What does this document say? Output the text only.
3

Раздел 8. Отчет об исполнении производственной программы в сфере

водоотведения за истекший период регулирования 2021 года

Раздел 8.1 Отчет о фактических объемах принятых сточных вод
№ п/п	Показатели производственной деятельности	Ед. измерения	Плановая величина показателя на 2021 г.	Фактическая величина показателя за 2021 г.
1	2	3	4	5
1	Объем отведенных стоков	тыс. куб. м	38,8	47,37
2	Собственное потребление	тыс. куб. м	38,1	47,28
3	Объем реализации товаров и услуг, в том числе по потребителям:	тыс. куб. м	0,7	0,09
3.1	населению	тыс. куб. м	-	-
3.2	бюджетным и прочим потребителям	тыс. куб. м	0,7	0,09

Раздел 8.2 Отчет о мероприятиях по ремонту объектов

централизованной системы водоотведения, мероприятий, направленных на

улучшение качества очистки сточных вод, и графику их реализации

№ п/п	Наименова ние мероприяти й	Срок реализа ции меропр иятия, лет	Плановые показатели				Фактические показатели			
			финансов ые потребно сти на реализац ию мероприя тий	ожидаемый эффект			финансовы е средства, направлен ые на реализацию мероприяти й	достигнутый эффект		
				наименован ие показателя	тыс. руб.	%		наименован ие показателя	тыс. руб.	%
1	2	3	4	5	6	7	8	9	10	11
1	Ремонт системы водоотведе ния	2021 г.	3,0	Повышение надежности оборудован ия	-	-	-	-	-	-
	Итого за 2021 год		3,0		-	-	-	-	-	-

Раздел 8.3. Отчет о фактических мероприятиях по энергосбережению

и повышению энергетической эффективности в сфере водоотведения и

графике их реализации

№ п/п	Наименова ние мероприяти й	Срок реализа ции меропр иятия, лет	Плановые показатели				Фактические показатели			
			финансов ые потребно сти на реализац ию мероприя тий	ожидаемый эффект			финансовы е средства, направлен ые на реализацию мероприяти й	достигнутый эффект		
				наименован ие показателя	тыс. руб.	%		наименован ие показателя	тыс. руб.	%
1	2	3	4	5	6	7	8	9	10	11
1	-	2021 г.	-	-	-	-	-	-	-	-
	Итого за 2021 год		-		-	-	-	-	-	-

____

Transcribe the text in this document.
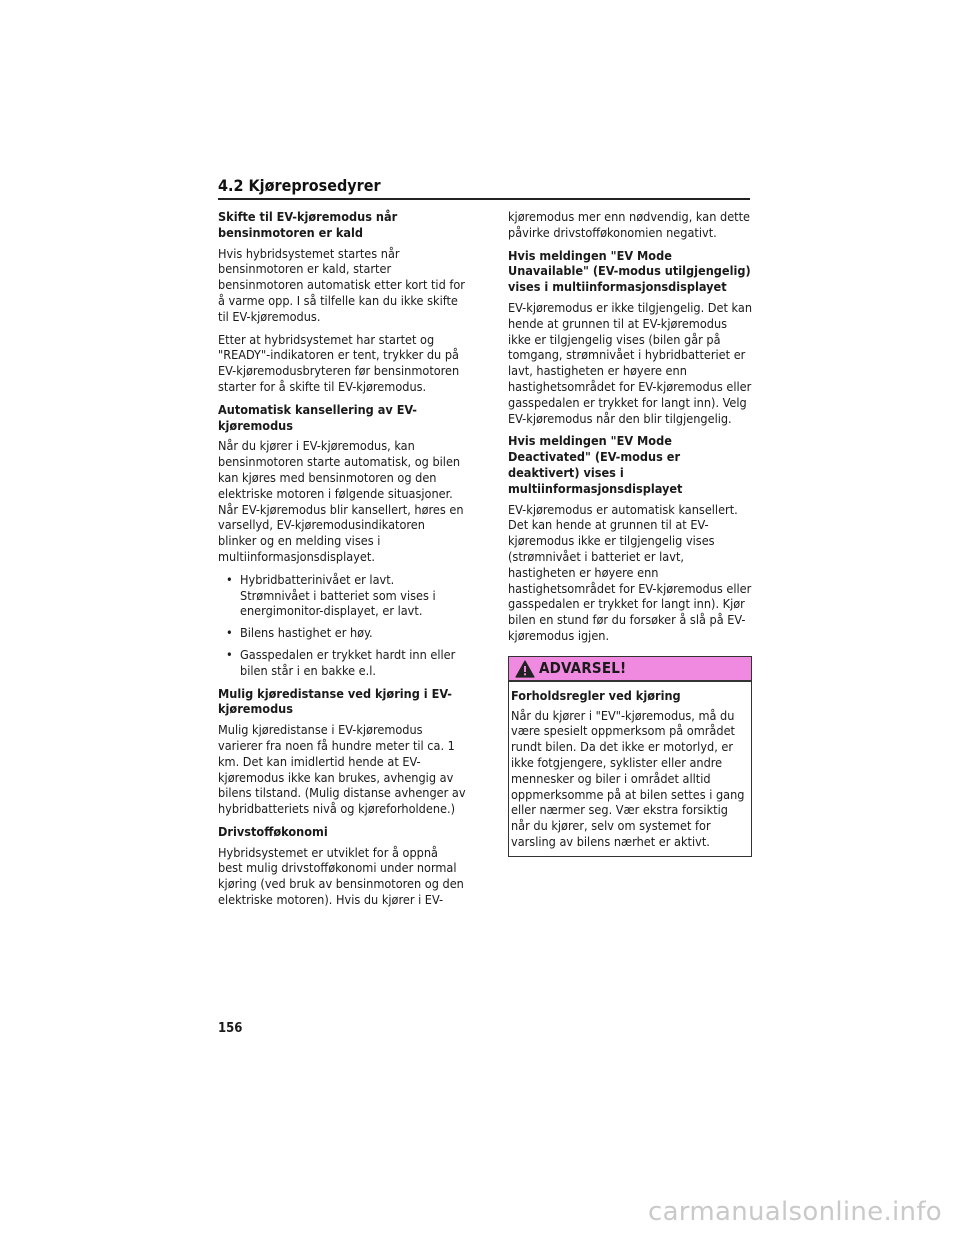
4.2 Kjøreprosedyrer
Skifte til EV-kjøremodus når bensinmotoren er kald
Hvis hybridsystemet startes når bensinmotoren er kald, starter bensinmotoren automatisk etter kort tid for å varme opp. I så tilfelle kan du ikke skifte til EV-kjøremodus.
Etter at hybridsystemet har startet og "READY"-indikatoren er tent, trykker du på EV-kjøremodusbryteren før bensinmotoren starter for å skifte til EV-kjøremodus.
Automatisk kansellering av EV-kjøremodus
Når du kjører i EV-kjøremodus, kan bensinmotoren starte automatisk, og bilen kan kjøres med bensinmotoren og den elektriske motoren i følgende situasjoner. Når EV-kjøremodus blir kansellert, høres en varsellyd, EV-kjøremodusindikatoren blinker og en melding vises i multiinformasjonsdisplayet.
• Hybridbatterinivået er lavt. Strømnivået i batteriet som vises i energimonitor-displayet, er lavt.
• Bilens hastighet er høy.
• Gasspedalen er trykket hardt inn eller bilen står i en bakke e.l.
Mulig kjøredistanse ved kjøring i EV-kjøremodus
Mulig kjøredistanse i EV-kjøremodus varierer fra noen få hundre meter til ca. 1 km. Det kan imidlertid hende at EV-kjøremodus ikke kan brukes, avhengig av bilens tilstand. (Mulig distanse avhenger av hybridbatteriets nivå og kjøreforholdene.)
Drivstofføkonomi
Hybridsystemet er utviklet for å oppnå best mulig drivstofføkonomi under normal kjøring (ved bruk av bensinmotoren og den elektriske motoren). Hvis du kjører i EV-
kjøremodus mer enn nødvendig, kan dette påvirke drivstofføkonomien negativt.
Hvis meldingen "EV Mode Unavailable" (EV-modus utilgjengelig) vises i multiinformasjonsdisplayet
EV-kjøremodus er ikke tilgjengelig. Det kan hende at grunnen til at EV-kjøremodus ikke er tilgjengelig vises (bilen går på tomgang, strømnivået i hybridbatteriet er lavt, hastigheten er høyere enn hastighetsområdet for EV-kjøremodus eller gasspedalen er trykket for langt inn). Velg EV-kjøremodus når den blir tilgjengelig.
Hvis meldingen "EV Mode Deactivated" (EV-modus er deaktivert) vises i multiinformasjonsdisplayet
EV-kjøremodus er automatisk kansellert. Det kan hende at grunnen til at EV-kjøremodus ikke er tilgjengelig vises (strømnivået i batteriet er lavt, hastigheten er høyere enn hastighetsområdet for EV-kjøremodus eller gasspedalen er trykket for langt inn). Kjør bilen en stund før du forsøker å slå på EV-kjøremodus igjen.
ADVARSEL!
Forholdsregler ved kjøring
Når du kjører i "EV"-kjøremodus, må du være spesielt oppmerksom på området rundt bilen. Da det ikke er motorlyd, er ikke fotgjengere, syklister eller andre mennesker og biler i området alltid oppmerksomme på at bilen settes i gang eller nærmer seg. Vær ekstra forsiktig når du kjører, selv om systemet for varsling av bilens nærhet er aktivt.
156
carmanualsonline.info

____

Among the entries above, how many lines hold the string "Отчет"? Give the number by itself.

COMPLETE ANSWER: 4